Reproduce the entire listing word for word.

━━ Data excerpts ━━

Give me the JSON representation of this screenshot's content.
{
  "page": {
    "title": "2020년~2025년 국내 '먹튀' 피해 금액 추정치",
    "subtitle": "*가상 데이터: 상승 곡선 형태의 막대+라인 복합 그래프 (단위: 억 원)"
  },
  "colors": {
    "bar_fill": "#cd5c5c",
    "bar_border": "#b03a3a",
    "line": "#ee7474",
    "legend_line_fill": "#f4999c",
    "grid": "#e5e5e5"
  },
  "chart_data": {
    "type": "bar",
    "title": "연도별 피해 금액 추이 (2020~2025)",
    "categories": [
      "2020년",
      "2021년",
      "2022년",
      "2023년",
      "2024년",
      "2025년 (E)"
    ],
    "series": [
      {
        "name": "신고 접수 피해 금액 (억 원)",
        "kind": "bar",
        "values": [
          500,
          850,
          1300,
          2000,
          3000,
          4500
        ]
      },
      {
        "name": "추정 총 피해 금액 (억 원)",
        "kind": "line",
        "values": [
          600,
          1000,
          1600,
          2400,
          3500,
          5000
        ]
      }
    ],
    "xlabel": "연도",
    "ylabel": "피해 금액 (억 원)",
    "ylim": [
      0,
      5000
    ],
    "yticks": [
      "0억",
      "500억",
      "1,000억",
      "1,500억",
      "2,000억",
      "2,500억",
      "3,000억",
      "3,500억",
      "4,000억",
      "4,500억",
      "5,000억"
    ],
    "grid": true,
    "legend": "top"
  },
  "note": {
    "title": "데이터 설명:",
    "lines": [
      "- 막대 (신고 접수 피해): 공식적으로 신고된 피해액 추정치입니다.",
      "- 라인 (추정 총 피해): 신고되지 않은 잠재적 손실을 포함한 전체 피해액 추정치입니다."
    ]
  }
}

━━━

• _Answer for the task_:
Give me the JSON representation of this screenshot's content.
{
  "page": {
    "title": "2020년~2025년 국내 '먹튀' 피해 금액 추정치",
    "subtitle": "*가상 데이터: 상승 곡선 형태의 막대+라인 복합 그래프 (단위: 억 원)"
  },
  "colors": {
    "bar_fill": "#cd5c5c",
    "bar_border": "#b03a3a",
    "line": "#ee7474",
    "legend_line_fill": "#f4999c",
    "grid": "#e5e5e5"
  },
  "chart_data": {
    "type": "bar",
    "title": "연도별 피해 금액 추이 (2020~2025)",
    "categories": [
      "2020년",
      "2021년",
      "2022년",
      "2023년",
      "2024년",
      "2025년 (E)"
    ],
    "series": [
      {
        "name": "신고 접수 피해 금액 (억 원)",
        "kind": "bar",
        "values": [
          500,
          850,
          1300,
          2000,
          3000,
          4500
        ]
      },
      {
        "name": "추정 총 피해 금액 (억 원)",
        "kind": "line",
        "values": [
          600,
          1000,
          1600,
          2400,
          3500,
          5000
        ]
      }
    ],
    "xlabel": "연도",
    "ylabel": "피해 금액 (억 원)",
    "ylim": [
      0,
      5000
    ],
    "yticks": [
      "0억",
      "500억",
      "1,000억",
      "1,500억",
      "2,000억",
      "2,500억",
      "3,000억",
      "3,500억",
      "4,000억",
      "4,500억",
      "5,000억"
    ],
    "grid": true,
    "legend": "top"
  },
  "note": {
    "title": "데이터 설명:",
    "lines": [
      "- 막대 (신고 접수 피해): 공식적으로 신고된 피해액 추정치입니다.",
      "- 라인 (추정 총 피해): 신고되지 않은 잠재적 손실을 포함한 전체 피해액 추정치입니다."
    ]
  }
}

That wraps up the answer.